Recorded data:
---
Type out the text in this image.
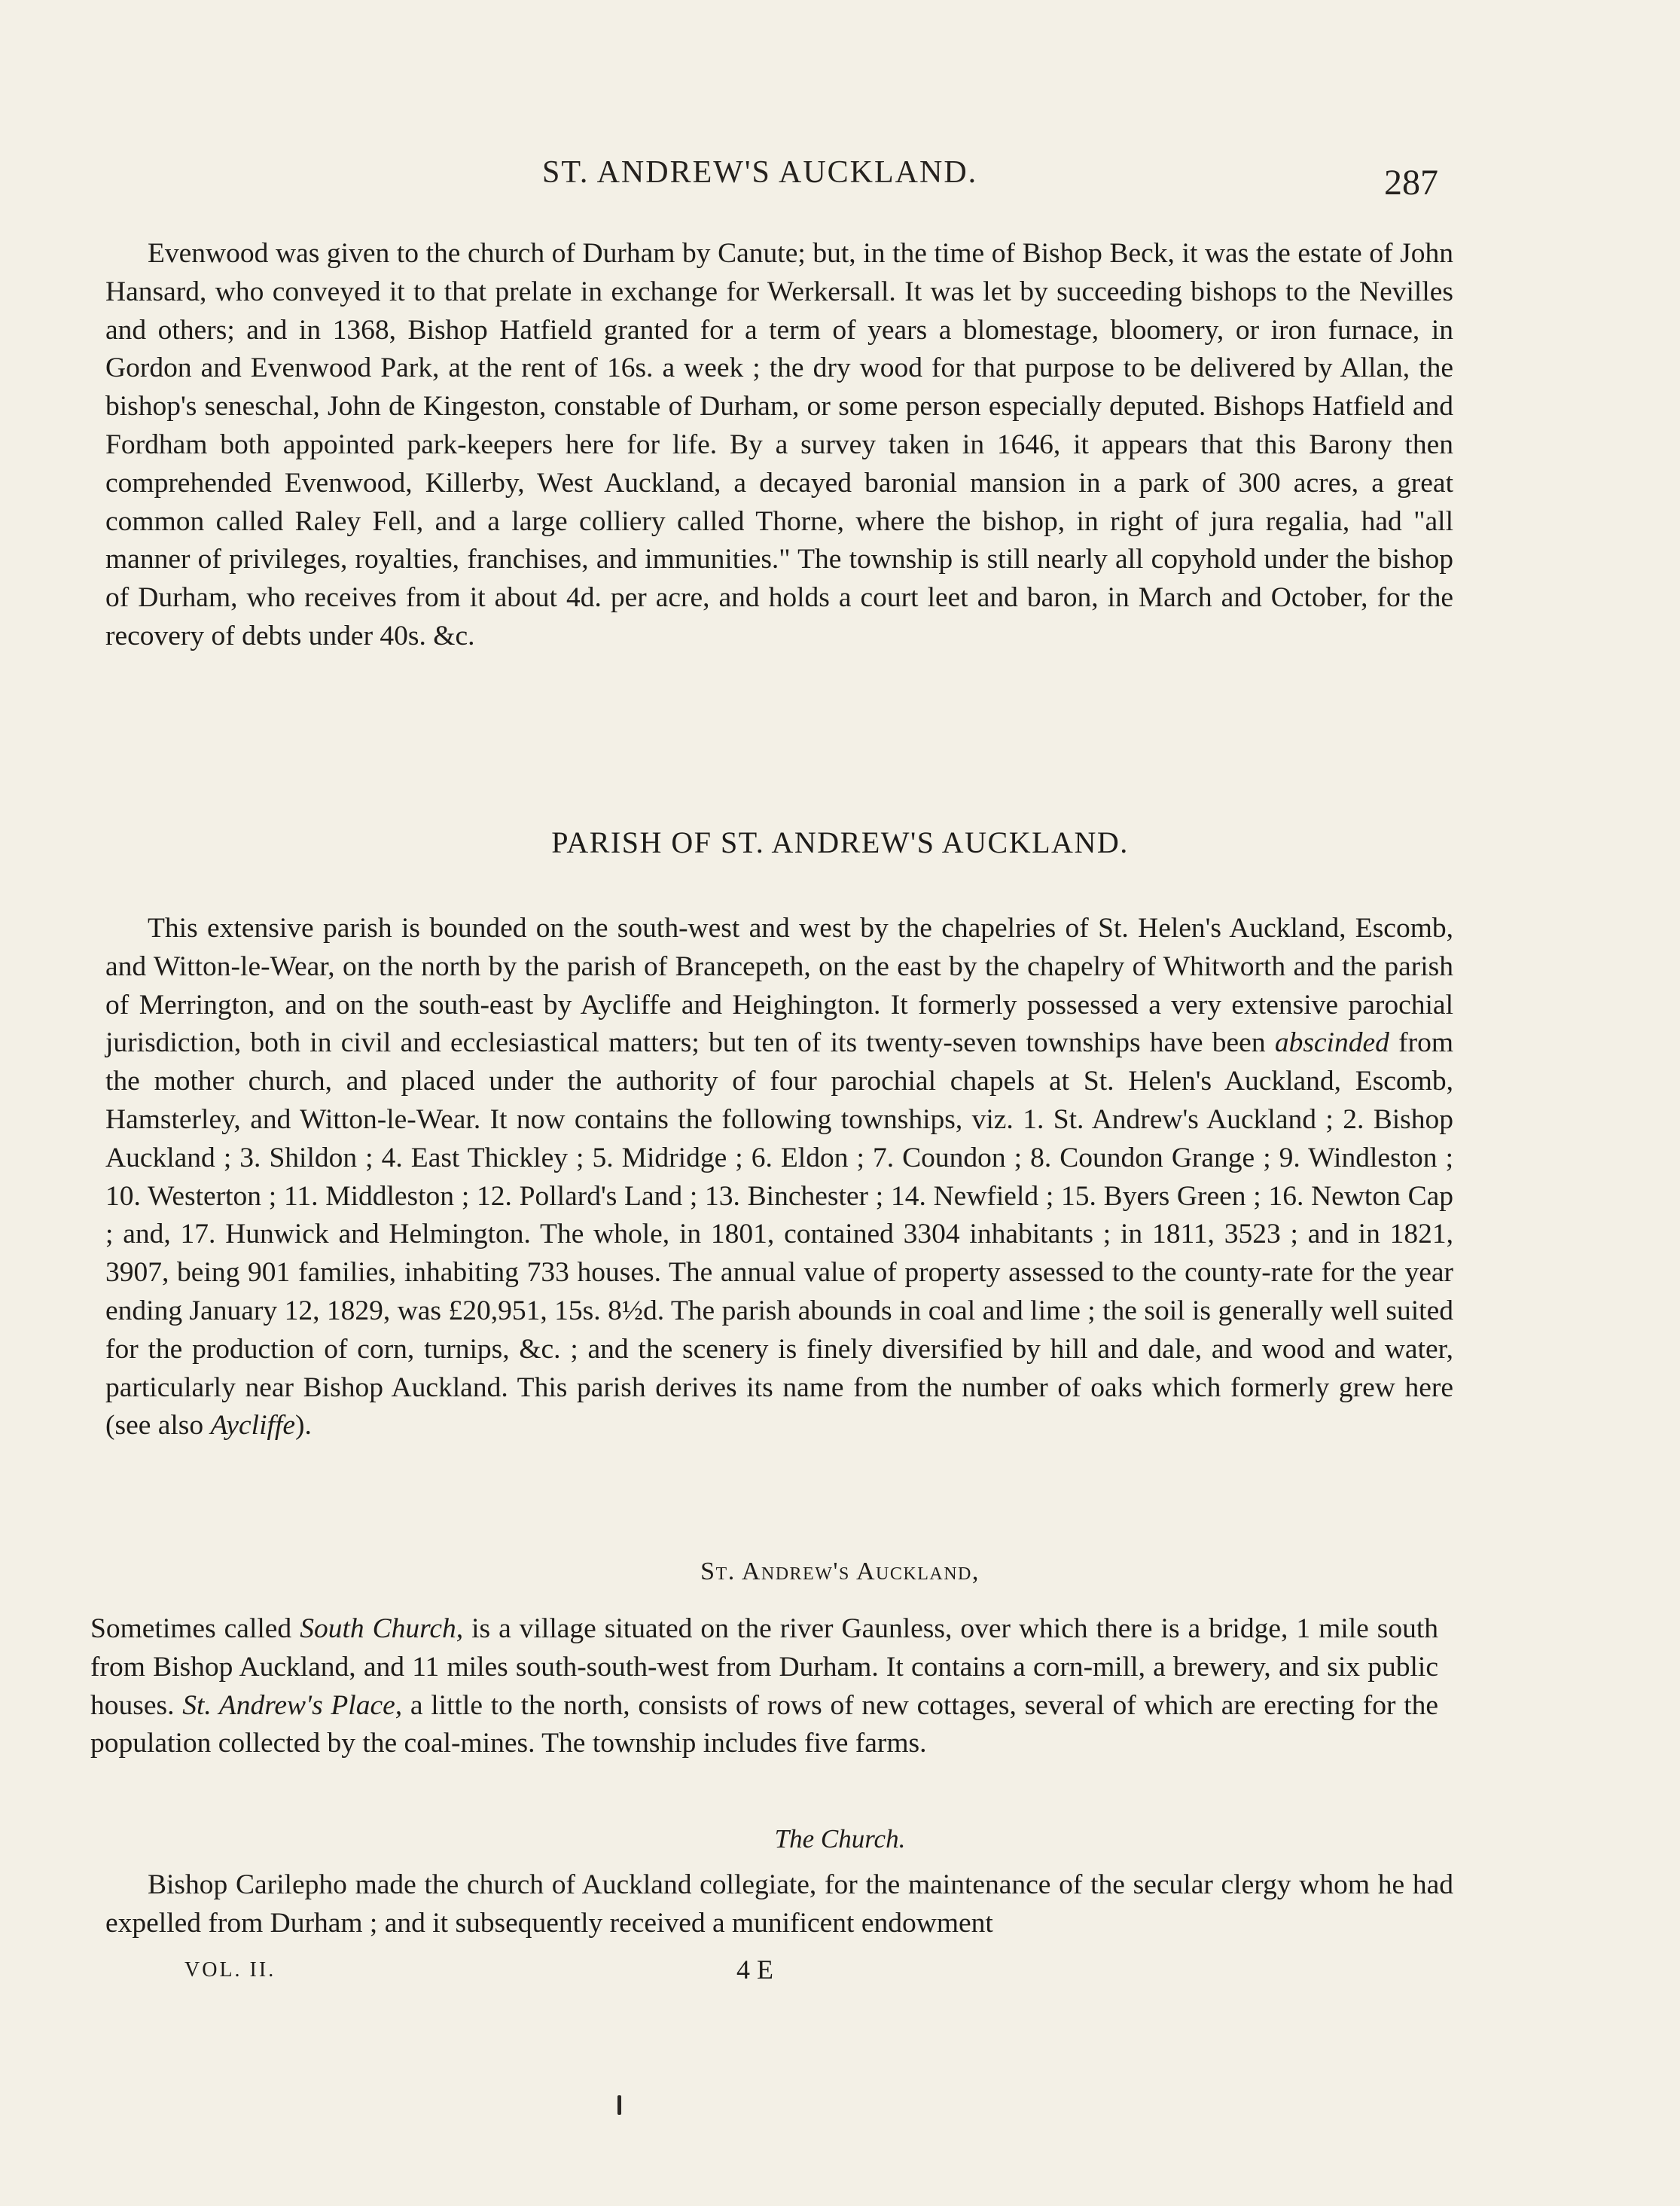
ST. ANDREW'S AUCKLAND.	287

Evenwood was given to the church of Durham by Canute; but, in the time of Bishop Beck, it was the estate of John Hansard, who conveyed it to that prelate in exchange for Werkersall. It was let by succeeding bishops to the Nevilles and others; and in 1368, Bishop Hatfield granted for a term of years a blomestage, bloomery, or iron furnace, in Gordon and Evenwood Park, at the rent of 16s. a week ; the dry wood for that purpose to be delivered by Allan, the bishop's seneschal, John de Kingeston, constable of Durham, or some person especially deputed. Bishops Hatfield and Fordham both appointed park-keepers here for life. By a survey taken in 1646, it appears that this Barony then comprehended Evenwood, Killerby, West Auckland, a decayed baronial mansion in a park of 300 acres, a great common called Raley Fell, and a large colliery called Thorne, where the bishop, in right of jura regalia, had "all manner of privileges, royalties, franchises, and immunities." The township is still nearly all copyhold under the bishop of Durham, who receives from it about 4d. per acre, and holds a court leet and baron, in March and October, for the recovery of debts under 40s. &c.

PARISH OF ST. ANDREW'S AUCKLAND.

This extensive parish is bounded on the south-west and west by the chapelries of St. Helen's Auckland, Escomb, and Witton-le-Wear, on the north by the parish of Brancepeth, on the east by the chapelry of Whitworth and the parish of Merrington, and on the south-east by Aycliffe and Heighington. It formerly possessed a very extensive parochial jurisdiction, both in civil and ecclesiastical matters; but ten of its twenty-seven townships have been abscinded from the mother church, and placed under the authority of four parochial chapels at St. Helen's Auckland, Escomb, Hamsterley, and Witton-le-Wear. It now contains the following townships, viz. 1. St. Andrew's Auckland ; 2. Bishop Auckland ; 3. Shildon ; 4. East Thickley ; 5. Midridge ; 6. Eldon ; 7. Coundon ; 8. Coundon Grange ; 9. Windleston ; 10. Westerton ; 11. Middleston ; 12. Pollard's Land ; 13. Binchester ; 14. Newfield ; 15. Byers Green ; 16. Newton Cap ; and, 17. Hunwick and Helmington. The whole, in 1801, contained 3304 inhabitants ; in 1811, 3523 ; and in 1821, 3907, being 901 families, inhabiting 733 houses. The annual value of property assessed to the county-rate for the year ending January 12, 1829, was £20,951, 15s. 8½d. The parish abounds in coal and lime ; the soil is generally well suited for the production of corn, turnips, &c. ; and the scenery is finely diversified by hill and dale, and wood and water, particularly near Bishop Auckland. This parish derives its name from the number of oaks which formerly grew here (see also Aycliffe).

St. Andrew's Auckland,

Sometimes called South Church, is a village situated on the river Gaunless, over which there is a bridge, 1 mile south from Bishop Auckland, and 11 miles south-south-west from Durham. It contains a corn-mill, a brewery, and six public houses. St. Andrew's Place, a little to the north, consists of rows of new cottages, several of which are erecting for the population collected by the coal-mines. The township includes five farms.

The Church.

Bishop Carilepho made the church of Auckland collegiate, for the maintenance of the secular clergy whom he had expelled from Durham ; and it subsequently received a munificent endowment

VOL. II.	4 E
---
GOAL: Retype each record exactly as it stands, but do not include the pictures.

REPLY TO THE TASK:
Type out the text in this image.
ST. ANDREW'S AUCKLAND.	287

Evenwood was given to the church of Durham by Canute; but, in the time of Bishop Beck, it was the estate of John Hansard, who conveyed it to that prelate in exchange for Werkersall. It was let by succeeding bishops to the Nevilles and others; and in 1368, Bishop Hatfield granted for a term of years a blomestage, bloomery, or iron furnace, in Gordon and Evenwood Park, at the rent of 16s. a week ; the dry wood for that purpose to be delivered by Allan, the bishop's seneschal, John de Kingeston, constable of Durham, or some person especially deputed. Bishops Hatfield and Fordham both appointed park-keepers here for life. By a survey taken in 1646, it appears that this Barony then comprehended Evenwood, Killerby, West Auckland, a decayed baronial mansion in a park of 300 acres, a great common called Raley Fell, and a large colliery called Thorne, where the bishop, in right of jura regalia, had "all manner of privileges, royalties, franchises, and immunities." The township is still nearly all copyhold under the bishop of Durham, who receives from it about 4d. per acre, and holds a court leet and baron, in March and October, for the recovery of debts under 40s. &c.

PARISH OF ST. ANDREW'S AUCKLAND.

This extensive parish is bounded on the south-west and west by the chapelries of St. Helen's Auckland, Escomb, and Witton-le-Wear, on the north by the parish of Brancepeth, on the east by the chapelry of Whitworth and the parish of Merrington, and on the south-east by Aycliffe and Heighington. It formerly possessed a very extensive parochial jurisdiction, both in civil and ecclesiastical matters; but ten of its twenty-seven townships have been abscinded from the mother church, and placed under the authority of four parochial chapels at St. Helen's Auckland, Escomb, Hamsterley, and Witton-le-Wear. It now contains the following townships, viz. 1. St. Andrew's Auckland ; 2. Bishop Auckland ; 3. Shildon ; 4. East Thickley ; 5. Midridge ; 6. Eldon ; 7. Coundon ; 8. Coundon Grange ; 9. Windleston ; 10. Westerton ; 11. Middleston ; 12. Pollard's Land ; 13. Binchester ; 14. Newfield ; 15. Byers Green ; 16. Newton Cap ; and, 17. Hunwick and Helmington. The whole, in 1801, contained 3304 inhabitants ; in 1811, 3523 ; and in 1821, 3907, being 901 families, inhabiting 733 houses. The annual value of property assessed to the county-rate for the year ending January 12, 1829, was £20,951, 15s. 8½d. The parish abounds in coal and lime ; the soil is generally well suited for the production of corn, turnips, &c. ; and the scenery is finely diversified by hill and dale, and wood and water, particularly near Bishop Auckland. This parish derives its name from the number of oaks which formerly grew here (see also Aycliffe).

St. Andrew's Auckland,

Sometimes called South Church, is a village situated on the river Gaunless, over which there is a bridge, 1 mile south from Bishop Auckland, and 11 miles south-south-west from Durham. It contains a corn-mill, a brewery, and six public houses. St. Andrew's Place, a little to the north, consists of rows of new cottages, several of which are erecting for the population collected by the coal-mines. The township includes five farms.

The Church.

Bishop Carilepho made the church of Auckland collegiate, for the maintenance of the secular clergy whom he had expelled from Durham ; and it subsequently received a munificent endowment

VOL. II.	4 E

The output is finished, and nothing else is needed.